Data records
================

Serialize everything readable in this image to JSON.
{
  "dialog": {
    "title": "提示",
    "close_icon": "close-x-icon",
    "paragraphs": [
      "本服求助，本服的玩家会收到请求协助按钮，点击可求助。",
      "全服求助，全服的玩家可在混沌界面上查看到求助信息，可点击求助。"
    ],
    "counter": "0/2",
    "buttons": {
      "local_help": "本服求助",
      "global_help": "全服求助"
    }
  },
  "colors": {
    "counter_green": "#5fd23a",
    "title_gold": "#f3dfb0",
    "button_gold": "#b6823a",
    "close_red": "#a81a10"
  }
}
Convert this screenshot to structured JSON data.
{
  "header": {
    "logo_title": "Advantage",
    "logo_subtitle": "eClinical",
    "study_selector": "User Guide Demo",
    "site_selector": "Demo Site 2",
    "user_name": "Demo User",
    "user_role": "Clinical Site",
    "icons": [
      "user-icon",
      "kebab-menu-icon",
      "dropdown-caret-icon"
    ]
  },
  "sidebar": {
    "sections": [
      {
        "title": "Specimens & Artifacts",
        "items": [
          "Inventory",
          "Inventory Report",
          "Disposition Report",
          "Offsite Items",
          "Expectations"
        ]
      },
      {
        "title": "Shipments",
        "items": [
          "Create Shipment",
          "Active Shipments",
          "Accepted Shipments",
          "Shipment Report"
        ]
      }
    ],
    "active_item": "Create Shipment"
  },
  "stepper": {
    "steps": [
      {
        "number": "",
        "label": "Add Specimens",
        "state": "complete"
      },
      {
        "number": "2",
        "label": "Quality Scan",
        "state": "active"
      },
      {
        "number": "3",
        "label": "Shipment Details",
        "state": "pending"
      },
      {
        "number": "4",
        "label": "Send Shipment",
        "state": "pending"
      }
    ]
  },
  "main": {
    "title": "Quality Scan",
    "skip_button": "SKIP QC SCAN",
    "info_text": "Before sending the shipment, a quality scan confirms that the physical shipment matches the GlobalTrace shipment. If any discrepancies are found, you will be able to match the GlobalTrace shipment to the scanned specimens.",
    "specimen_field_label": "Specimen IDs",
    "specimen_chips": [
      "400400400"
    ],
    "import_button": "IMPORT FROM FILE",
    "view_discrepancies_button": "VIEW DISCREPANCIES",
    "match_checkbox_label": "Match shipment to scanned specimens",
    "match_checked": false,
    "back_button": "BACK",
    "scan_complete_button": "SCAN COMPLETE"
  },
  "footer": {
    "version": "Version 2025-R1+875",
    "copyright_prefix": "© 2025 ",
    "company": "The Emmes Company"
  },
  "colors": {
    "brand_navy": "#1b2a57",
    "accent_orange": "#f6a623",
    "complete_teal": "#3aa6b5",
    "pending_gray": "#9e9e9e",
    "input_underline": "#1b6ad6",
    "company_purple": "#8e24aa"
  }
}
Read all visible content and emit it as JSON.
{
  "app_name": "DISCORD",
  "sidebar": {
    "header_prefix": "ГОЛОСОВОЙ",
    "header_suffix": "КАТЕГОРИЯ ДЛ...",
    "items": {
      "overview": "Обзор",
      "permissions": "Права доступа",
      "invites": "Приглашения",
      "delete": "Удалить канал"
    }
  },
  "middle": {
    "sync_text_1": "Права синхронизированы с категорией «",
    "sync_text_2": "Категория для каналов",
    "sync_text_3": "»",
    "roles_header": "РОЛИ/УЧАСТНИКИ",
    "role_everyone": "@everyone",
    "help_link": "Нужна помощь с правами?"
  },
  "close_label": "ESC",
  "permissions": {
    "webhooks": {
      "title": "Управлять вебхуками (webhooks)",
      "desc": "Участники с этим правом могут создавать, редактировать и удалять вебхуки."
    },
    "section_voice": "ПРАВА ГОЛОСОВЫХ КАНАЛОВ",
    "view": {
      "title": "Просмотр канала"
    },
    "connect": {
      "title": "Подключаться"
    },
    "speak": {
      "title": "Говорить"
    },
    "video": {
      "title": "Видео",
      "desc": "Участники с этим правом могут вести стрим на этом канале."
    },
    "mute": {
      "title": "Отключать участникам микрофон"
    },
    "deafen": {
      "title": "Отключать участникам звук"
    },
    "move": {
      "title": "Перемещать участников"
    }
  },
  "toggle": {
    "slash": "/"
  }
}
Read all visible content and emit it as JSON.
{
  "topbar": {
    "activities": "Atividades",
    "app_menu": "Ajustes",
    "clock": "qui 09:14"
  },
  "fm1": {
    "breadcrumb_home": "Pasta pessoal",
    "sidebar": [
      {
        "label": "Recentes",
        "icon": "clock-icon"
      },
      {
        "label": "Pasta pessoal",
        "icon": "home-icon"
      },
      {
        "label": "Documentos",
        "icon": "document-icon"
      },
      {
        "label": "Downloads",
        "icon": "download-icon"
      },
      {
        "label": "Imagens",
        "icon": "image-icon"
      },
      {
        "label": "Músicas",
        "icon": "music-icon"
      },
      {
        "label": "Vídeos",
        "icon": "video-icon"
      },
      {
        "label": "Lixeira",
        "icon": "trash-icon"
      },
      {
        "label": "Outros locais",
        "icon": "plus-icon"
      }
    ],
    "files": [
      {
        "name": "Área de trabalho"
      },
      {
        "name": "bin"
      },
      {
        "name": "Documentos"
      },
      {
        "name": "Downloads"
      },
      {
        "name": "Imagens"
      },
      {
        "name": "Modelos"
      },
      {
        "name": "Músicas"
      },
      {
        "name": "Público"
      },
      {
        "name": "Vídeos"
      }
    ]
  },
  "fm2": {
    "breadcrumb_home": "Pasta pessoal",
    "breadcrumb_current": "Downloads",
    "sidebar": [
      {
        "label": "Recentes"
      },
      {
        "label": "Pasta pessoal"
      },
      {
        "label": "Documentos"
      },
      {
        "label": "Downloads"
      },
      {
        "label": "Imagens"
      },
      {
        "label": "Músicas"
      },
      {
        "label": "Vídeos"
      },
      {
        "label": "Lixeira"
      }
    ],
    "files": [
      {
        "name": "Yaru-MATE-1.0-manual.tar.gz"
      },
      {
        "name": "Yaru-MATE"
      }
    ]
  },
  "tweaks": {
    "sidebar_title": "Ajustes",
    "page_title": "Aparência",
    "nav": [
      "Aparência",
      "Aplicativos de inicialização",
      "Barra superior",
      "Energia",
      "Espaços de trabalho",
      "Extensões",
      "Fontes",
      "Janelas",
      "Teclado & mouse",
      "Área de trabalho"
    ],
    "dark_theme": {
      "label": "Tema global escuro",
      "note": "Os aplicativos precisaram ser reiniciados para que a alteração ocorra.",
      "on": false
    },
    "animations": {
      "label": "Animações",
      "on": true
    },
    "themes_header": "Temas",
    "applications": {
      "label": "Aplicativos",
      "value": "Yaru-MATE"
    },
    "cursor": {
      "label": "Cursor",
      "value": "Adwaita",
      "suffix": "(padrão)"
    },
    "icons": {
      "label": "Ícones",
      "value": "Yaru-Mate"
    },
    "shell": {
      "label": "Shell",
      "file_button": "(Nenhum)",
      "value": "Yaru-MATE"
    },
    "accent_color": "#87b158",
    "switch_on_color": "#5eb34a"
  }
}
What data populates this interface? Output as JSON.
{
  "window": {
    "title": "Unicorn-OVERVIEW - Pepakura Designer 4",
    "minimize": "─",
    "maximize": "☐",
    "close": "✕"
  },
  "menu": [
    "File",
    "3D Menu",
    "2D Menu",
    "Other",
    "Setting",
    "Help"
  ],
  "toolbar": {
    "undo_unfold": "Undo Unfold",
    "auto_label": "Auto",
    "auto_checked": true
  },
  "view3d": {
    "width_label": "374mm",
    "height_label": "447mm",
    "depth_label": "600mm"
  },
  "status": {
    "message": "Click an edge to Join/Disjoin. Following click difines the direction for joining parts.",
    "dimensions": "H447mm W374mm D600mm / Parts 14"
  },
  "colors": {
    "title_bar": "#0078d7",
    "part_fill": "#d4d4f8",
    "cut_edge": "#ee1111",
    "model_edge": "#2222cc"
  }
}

================

Collect the lines of the data that carry the word "this".

> **The result**:
Serialize everything readable in this image to JSON.
Convert this screenshot to structured JSON data.
What data populates this interface? Output as JSON.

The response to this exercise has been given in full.